___ TEXT BLOCK
Unit 3 Money laundering Flashcards
Money laundering
The process by which criminals seek to alter or ‘launder’ their proceeds of crime so that it appears that these funds come from a legitimate source.
The relevance of money laundering for solicitors
The law. Identified by SRA.
Risks:
(a) Company and trust work
(b) Use of a client account
(c) Real estate
(d) Sham litigation
The purpose of the Regulations
Codify the steps which those who are at risk of coming up against money launderers (‘gatekeepers’) should be expected to take in order to protect society as a whole.
Require systems and procedures to be put in place with a view to preventing money laundering and/ or ensuring that such behaviour comes to the attention of the appropriate authorities for investigation.
The approach is risk based.
The application of the Regulations
Apply to persons acting in the course of businesses carried out in the UK.
SRA has a supervisory role. Firms and sole practitioners apply to the SRA for approval under the regulations. Otherwise acting is a criminal offence.
Have to give approach under committed of a money laundering offence or one with dishonesty/deception.
Risk assessment
Firm is required to take appropriate steps to identify and assess the risk of the firm being used for money laundering.
______
◆ TO DO ◆
1: Decide whether each statement below agrees with the money laundering flashcards, answering yes or no and quoting the words that settle it. (a) The Regulations apply to persons acting in the course of businesses carried out outside the UK. (b) The approach taken by the Regulations is risk based. (c) Sham litigation is listed as one of the risks.
2: According to the money laundering flashcards, what do firms and sole practitioners apply to the SRA for?
3: Quote the money laundering flashcards starting at "SRA has a supervisory" and ending at "for money laundering.".
___ MATERIAL SHOWN
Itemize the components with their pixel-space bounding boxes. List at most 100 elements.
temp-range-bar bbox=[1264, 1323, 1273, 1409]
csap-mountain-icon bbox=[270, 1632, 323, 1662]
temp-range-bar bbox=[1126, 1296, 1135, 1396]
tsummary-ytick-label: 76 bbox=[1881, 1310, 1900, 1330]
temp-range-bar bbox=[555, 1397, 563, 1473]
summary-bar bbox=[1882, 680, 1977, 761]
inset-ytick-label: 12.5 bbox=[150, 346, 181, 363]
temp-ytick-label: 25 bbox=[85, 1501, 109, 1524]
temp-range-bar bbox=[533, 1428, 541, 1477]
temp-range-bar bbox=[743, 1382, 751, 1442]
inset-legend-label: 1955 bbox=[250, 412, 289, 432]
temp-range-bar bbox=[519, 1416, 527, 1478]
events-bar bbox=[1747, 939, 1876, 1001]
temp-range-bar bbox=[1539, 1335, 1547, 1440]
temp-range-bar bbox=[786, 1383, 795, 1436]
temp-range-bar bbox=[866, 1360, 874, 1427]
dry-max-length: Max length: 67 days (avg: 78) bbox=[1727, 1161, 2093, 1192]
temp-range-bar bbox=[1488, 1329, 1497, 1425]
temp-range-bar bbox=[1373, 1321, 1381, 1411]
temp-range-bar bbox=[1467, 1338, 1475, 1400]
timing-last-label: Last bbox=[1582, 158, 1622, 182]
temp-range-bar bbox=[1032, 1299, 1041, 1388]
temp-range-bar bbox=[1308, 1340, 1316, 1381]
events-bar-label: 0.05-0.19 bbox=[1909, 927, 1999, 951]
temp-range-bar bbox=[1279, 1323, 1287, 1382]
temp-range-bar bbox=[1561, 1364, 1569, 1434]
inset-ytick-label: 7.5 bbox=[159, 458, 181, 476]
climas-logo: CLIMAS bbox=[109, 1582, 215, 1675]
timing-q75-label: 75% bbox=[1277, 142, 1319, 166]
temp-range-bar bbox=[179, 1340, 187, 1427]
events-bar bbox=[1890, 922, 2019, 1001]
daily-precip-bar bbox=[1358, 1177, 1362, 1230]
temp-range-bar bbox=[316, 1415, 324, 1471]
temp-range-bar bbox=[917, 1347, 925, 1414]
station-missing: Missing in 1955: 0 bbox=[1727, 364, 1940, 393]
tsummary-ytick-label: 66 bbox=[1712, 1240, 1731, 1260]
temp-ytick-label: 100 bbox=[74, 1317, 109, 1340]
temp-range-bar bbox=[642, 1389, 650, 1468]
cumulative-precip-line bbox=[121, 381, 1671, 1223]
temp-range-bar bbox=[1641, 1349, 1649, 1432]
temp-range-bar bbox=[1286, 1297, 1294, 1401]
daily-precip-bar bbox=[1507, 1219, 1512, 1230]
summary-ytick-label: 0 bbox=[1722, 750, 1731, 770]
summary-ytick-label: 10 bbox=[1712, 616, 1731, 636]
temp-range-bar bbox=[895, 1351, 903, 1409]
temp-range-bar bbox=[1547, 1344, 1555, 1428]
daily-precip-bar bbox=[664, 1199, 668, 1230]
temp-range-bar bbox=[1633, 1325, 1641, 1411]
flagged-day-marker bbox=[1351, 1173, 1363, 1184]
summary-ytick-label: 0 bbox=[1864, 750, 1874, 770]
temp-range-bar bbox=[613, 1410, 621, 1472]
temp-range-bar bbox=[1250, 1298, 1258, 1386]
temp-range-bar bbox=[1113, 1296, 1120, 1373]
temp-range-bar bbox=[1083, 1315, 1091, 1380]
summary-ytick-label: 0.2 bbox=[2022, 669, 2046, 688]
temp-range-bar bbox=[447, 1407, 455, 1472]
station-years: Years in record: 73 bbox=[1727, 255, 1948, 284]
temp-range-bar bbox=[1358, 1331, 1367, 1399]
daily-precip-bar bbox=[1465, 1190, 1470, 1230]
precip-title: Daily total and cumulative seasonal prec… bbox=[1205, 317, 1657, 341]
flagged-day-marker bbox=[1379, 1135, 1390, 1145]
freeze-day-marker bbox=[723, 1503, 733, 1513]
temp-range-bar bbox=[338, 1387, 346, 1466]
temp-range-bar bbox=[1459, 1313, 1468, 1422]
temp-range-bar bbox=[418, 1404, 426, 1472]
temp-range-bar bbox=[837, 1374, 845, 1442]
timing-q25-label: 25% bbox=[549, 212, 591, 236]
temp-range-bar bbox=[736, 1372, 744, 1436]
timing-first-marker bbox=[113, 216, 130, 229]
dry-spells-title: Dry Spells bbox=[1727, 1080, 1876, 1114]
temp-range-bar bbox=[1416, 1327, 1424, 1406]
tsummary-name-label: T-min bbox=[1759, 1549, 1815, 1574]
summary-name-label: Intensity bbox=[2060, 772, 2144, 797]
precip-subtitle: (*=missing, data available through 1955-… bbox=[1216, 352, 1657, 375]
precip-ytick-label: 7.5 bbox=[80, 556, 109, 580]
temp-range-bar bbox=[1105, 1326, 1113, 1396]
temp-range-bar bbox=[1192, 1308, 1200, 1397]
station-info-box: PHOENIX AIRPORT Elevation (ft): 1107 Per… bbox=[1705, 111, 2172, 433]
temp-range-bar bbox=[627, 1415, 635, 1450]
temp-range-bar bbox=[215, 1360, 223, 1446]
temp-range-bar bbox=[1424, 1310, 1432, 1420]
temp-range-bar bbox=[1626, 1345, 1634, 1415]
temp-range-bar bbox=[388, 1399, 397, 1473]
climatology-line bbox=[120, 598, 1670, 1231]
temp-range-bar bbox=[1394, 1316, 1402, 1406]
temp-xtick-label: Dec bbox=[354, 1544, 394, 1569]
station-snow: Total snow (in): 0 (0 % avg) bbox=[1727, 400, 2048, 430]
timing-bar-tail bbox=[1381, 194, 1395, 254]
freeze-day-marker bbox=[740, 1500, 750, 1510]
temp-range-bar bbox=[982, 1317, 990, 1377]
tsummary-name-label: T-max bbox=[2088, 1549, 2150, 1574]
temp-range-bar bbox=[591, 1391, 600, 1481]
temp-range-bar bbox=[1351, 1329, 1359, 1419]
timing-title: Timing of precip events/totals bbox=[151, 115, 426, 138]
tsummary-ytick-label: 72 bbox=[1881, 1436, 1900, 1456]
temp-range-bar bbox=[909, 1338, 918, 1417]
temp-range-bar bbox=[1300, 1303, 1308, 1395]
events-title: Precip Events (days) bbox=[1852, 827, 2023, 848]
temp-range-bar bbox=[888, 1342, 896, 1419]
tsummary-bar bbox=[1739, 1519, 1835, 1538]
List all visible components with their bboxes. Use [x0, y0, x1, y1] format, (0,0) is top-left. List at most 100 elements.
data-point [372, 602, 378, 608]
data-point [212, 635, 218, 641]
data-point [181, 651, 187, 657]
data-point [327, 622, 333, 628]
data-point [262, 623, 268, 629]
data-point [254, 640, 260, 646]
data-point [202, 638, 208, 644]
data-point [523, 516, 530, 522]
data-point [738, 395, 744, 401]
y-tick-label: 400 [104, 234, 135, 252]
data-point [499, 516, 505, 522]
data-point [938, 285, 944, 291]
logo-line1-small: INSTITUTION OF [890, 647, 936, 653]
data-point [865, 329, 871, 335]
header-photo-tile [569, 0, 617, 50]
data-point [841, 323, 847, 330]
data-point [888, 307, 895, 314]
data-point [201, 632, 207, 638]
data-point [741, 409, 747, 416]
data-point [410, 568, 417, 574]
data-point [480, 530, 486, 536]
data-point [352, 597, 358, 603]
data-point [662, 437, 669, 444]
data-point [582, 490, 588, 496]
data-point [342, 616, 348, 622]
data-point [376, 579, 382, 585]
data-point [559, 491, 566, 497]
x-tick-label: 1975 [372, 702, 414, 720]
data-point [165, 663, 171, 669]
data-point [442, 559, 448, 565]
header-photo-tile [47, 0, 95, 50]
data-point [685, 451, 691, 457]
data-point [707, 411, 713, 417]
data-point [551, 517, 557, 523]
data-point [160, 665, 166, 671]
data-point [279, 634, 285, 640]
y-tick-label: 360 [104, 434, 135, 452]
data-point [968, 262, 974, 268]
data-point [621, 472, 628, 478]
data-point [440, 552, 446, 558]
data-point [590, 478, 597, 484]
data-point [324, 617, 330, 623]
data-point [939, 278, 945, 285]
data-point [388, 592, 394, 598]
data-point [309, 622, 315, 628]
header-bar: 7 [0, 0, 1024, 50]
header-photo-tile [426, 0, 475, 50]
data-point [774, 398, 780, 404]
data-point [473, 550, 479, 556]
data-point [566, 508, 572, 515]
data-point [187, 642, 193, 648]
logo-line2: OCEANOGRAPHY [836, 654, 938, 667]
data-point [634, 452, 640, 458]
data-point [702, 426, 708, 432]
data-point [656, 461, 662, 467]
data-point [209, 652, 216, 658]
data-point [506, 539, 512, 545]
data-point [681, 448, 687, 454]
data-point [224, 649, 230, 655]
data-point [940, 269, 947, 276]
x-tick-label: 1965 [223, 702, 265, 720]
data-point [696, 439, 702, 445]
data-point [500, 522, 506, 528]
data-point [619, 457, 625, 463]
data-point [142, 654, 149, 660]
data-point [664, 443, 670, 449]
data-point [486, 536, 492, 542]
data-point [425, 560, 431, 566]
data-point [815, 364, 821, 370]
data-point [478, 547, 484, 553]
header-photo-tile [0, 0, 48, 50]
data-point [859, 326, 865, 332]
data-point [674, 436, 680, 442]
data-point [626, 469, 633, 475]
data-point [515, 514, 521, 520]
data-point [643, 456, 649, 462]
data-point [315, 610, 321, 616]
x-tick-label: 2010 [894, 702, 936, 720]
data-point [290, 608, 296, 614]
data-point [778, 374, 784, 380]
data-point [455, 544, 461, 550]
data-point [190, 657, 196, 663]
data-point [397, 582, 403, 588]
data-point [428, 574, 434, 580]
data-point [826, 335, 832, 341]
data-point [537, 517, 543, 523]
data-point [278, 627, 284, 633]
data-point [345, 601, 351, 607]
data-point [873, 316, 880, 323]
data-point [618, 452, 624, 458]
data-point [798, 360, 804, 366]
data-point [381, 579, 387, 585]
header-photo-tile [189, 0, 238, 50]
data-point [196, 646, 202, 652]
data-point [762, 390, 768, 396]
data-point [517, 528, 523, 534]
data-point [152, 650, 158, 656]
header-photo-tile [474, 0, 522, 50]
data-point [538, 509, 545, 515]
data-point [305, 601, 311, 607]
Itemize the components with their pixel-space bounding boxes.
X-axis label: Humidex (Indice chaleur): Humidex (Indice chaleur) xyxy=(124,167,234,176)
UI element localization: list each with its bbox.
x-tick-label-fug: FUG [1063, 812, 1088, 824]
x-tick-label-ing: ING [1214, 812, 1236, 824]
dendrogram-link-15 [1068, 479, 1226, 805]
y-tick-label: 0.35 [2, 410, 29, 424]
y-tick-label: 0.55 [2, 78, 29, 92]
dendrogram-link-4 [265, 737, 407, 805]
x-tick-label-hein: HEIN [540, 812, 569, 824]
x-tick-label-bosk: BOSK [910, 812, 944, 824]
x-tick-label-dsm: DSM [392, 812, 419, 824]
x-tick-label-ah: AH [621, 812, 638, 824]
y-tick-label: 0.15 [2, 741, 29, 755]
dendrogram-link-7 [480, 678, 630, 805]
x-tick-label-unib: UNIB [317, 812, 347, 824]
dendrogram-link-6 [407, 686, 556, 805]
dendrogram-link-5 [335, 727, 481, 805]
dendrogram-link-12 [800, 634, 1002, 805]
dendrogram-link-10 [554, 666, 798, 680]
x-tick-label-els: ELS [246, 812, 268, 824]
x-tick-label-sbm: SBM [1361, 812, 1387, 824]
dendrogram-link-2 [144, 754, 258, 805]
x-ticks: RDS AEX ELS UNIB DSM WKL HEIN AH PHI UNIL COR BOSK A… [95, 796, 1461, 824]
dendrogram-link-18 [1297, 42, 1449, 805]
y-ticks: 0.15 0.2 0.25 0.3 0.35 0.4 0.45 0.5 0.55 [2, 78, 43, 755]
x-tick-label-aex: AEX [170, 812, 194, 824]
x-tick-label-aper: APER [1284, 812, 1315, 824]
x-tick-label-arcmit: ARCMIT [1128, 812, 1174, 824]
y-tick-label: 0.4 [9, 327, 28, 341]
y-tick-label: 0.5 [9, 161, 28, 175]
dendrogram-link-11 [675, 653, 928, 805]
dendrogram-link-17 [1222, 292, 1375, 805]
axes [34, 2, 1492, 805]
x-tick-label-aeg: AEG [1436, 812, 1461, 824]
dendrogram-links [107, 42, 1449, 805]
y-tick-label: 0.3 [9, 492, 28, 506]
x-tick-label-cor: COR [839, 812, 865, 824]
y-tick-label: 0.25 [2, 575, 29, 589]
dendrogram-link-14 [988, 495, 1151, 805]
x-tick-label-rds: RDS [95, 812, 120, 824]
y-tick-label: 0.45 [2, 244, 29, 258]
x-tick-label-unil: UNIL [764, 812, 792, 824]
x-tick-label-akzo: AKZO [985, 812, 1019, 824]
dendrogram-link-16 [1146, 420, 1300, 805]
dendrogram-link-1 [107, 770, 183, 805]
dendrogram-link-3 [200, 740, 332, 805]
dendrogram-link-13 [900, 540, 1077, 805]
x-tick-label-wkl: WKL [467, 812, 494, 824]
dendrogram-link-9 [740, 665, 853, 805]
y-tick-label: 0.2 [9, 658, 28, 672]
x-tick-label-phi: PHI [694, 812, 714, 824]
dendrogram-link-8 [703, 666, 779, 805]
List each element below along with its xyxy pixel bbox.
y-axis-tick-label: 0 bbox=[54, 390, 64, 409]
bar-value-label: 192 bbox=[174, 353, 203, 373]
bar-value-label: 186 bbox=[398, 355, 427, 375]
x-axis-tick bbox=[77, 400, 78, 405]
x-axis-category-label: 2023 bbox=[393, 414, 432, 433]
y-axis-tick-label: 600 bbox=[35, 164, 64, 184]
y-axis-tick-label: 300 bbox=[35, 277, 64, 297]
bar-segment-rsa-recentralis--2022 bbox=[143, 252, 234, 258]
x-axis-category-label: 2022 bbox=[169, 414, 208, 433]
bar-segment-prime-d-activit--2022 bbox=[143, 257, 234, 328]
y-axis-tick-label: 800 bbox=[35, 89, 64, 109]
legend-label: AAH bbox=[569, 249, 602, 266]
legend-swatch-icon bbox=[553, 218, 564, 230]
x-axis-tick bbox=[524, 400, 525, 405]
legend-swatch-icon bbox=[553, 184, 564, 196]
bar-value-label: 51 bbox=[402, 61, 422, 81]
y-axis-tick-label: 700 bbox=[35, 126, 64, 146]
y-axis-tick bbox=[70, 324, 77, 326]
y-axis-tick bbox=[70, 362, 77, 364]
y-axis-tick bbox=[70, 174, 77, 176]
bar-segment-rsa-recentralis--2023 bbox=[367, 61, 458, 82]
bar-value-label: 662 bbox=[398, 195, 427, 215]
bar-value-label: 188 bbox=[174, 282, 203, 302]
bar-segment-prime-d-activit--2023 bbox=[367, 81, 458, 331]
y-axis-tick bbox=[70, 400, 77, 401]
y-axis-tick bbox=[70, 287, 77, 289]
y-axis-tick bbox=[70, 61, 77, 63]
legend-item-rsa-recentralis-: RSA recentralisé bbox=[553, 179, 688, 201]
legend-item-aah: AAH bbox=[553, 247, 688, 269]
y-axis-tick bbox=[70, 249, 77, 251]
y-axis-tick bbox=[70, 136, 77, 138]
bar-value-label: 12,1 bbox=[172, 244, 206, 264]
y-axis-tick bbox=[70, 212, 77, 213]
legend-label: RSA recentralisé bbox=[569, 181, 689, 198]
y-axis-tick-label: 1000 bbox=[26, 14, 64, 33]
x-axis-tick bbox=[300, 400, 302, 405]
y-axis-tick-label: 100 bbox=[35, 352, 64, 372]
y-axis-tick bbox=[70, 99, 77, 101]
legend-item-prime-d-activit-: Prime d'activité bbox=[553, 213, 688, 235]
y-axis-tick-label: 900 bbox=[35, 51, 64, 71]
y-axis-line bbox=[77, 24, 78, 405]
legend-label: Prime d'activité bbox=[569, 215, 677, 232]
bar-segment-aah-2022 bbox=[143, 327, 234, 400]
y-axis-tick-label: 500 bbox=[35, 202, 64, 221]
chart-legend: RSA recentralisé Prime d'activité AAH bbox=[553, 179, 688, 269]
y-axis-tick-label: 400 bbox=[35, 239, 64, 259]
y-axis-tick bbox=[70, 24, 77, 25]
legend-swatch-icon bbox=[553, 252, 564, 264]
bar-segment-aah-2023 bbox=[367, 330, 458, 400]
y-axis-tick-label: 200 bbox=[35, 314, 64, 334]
______
◆ RESULTS BY TASK ◆
1:
(a) No: "Apply to persons acting in the course of businesses carried out in the UK."
(b) Yes: "The approach is risk based."
(c) Yes: "(d) Sham litigation"

2: They apply for approval under the regulations.

3:
SRA has a supervisory role. Firms and sole practitioners apply to the SRA for approval under the regulations. Otherwise acting is a criminal offence.
Have to give approach under committed of a money laundering offence or one with dishonesty/deception.
Risk assessment
Firm is required to take appropriate steps to identify and assess the risk of the firm being used for money laundering.